Provided records:

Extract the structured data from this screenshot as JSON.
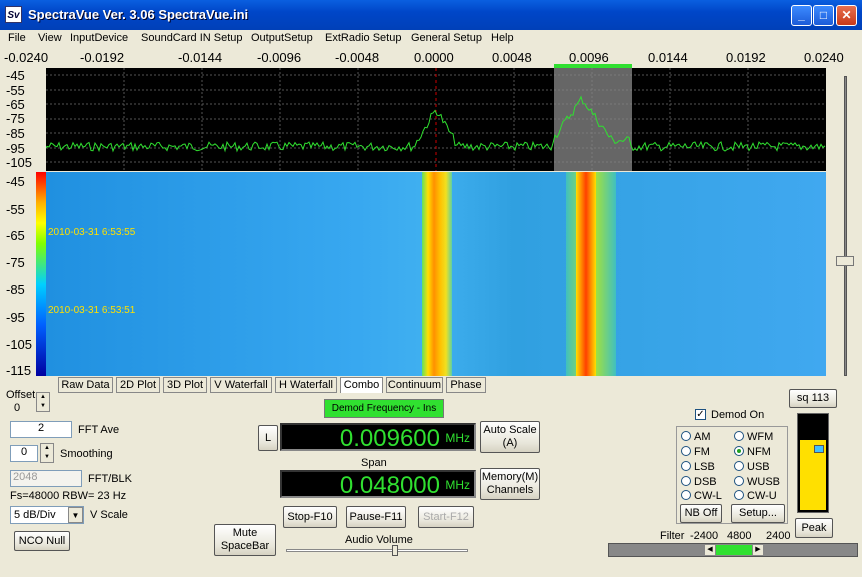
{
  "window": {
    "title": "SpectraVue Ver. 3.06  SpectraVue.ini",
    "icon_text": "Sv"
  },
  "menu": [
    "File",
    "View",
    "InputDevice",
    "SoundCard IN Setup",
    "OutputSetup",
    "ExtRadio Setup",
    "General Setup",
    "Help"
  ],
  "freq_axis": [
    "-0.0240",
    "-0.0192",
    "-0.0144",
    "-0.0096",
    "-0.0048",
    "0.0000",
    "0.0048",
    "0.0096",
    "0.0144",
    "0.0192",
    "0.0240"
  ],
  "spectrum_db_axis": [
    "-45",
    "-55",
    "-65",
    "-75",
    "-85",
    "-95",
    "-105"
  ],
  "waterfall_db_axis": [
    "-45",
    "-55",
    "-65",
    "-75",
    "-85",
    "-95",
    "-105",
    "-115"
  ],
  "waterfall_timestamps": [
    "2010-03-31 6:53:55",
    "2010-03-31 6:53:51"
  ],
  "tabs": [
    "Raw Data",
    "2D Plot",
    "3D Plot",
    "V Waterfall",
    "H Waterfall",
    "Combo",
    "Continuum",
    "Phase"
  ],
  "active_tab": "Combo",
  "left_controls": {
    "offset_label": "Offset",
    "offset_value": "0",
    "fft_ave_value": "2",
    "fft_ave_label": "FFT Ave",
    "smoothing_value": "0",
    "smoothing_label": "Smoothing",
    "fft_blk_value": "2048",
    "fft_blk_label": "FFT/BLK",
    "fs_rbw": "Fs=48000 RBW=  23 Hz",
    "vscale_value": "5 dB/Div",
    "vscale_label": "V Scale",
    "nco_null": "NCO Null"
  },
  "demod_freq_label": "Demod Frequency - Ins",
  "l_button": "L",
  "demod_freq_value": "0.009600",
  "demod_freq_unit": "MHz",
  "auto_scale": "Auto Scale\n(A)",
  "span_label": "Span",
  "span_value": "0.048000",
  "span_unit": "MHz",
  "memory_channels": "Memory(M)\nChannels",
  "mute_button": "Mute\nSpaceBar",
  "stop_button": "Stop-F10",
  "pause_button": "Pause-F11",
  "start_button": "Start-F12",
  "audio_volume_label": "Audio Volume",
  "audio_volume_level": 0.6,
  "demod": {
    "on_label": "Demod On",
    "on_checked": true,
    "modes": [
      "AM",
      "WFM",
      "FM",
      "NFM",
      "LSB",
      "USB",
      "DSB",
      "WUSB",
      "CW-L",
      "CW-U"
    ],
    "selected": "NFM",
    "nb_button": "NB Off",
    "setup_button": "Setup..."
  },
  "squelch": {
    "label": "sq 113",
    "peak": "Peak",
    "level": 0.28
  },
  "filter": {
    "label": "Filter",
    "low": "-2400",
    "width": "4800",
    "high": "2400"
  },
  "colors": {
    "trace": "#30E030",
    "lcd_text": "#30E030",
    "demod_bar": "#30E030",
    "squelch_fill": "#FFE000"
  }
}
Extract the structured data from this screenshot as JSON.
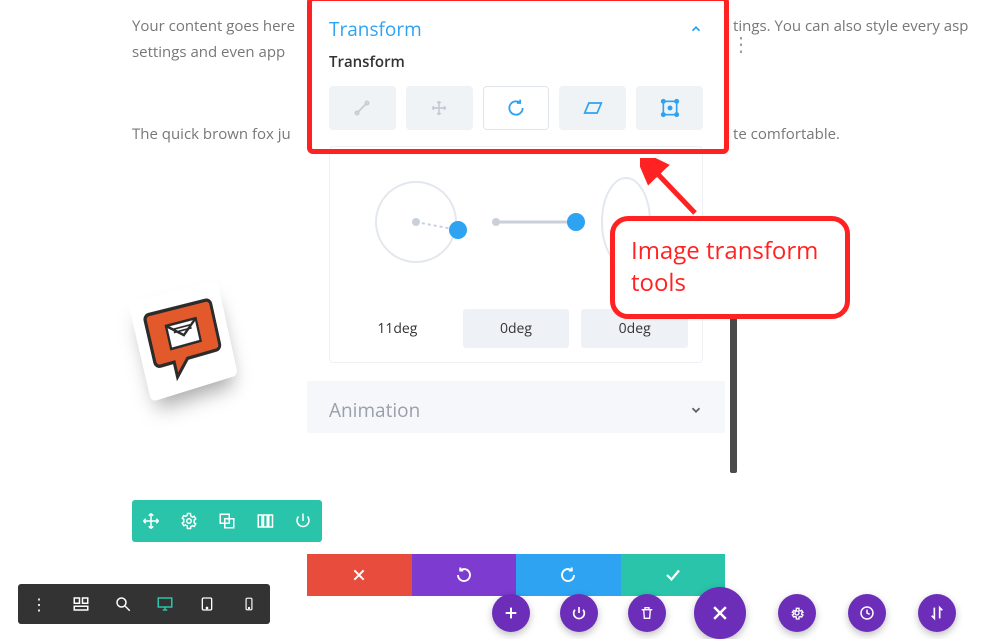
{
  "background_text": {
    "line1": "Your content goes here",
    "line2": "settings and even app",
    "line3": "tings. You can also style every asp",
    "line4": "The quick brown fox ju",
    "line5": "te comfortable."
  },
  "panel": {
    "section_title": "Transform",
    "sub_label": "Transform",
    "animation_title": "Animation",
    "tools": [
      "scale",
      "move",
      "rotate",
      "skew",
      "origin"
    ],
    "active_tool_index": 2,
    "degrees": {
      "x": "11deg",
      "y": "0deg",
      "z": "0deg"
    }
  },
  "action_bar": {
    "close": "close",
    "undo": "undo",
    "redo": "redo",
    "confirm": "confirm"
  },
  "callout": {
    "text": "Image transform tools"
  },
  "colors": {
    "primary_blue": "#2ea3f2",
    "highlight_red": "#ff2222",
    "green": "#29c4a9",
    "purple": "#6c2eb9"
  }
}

Your goal: Each record above should come back exactly the same, only without its pictures.

Task solution:
Extract the structured data from this screenshot as JSON.
{
  "window": {
    "title": "SpectraVue Ver. 3.06  SpectraVue.ini",
    "icon_text": "Sv"
  },
  "menu": [
    "File",
    "View",
    "InputDevice",
    "SoundCard IN Setup",
    "OutputSetup",
    "ExtRadio Setup",
    "General Setup",
    "Help"
  ],
  "freq_axis": [
    "-0.0240",
    "-0.0192",
    "-0.0144",
    "-0.0096",
    "-0.0048",
    "0.0000",
    "0.0048",
    "0.0096",
    "0.0144",
    "0.0192",
    "0.0240"
  ],
  "spectrum_db_axis": [
    "-45",
    "-55",
    "-65",
    "-75",
    "-85",
    "-95",
    "-105"
  ],
  "waterfall_db_axis": [
    "-45",
    "-55",
    "-65",
    "-75",
    "-85",
    "-95",
    "-105",
    "-115"
  ],
  "waterfall_timestamps": [
    "2010-03-31 6:53:55",
    "2010-03-31 6:53:51"
  ],
  "tabs": [
    "Raw Data",
    "2D Plot",
    "3D Plot",
    "V Waterfall",
    "H Waterfall",
    "Combo",
    "Continuum",
    "Phase"
  ],
  "active_tab": "Combo",
  "left_controls": {
    "offset_label": "Offset",
    "offset_value": "0",
    "fft_ave_value": "2",
    "fft_ave_label": "FFT Ave",
    "smoothing_value": "0",
    "smoothing_label": "Smoothing",
    "fft_blk_value": "2048",
    "fft_blk_label": "FFT/BLK",
    "fs_rbw": "Fs=48000 RBW=  23 Hz",
    "vscale_value": "5 dB/Div",
    "vscale_label": "V Scale",
    "nco_null": "NCO Null"
  },
  "demod_freq_label": "Demod Frequency - Ins",
  "l_button": "L",
  "demod_freq_value": "0.009600",
  "demod_freq_unit": "MHz",
  "auto_scale": "Auto Scale\n(A)",
  "span_label": "Span",
  "span_value": "0.048000",
  "span_unit": "MHz",
  "memory_channels": "Memory(M)\nChannels",
  "mute_button": "Mute\nSpaceBar",
  "stop_button": "Stop-F10",
  "pause_button": "Pause-F11",
  "start_button": "Start-F12",
  "audio_volume_label": "Audio Volume",
  "audio_volume_level": 0.6,
  "demod": {
    "on_label": "Demod On",
    "on_checked": true,
    "modes": [
      "AM",
      "WFM",
      "FM",
      "NFM",
      "LSB",
      "USB",
      "DSB",
      "WUSB",
      "CW-L",
      "CW-U"
    ],
    "selected": "NFM",
    "nb_button": "NB Off",
    "setup_button": "Setup..."
  },
  "squelch": {
    "label": "sq 113",
    "peak": "Peak",
    "level": 0.28
  },
  "filter": {
    "label": "Filter",
    "low": "-2400",
    "width": "4800",
    "high": "2400"
  },
  "colors": {
    "trace": "#30E030",
    "lcd_text": "#30E030",
    "demod_bar": "#30E030",
    "squelch_fill": "#FFE000"
  }
}
Extract the structured data from this screenshot as JSON.
{
  "background_text": {
    "line1": "Your content goes here",
    "line2": "settings and even app",
    "line3": "tings. You can also style every asp",
    "line4": "The quick brown fox ju",
    "line5": "te comfortable."
  },
  "panel": {
    "section_title": "Transform",
    "sub_label": "Transform",
    "animation_title": "Animation",
    "tools": [
      "scale",
      "move",
      "rotate",
      "skew",
      "origin"
    ],
    "active_tool_index": 2,
    "degrees": {
      "x": "11deg",
      "y": "0deg",
      "z": "0deg"
    }
  },
  "action_bar": {
    "close": "close",
    "undo": "undo",
    "redo": "redo",
    "confirm": "confirm"
  },
  "callout": {
    "text": "Image transform tools"
  },
  "colors": {
    "primary_blue": "#2ea3f2",
    "highlight_red": "#ff2222",
    "green": "#29c4a9",
    "purple": "#6c2eb9"
  }
}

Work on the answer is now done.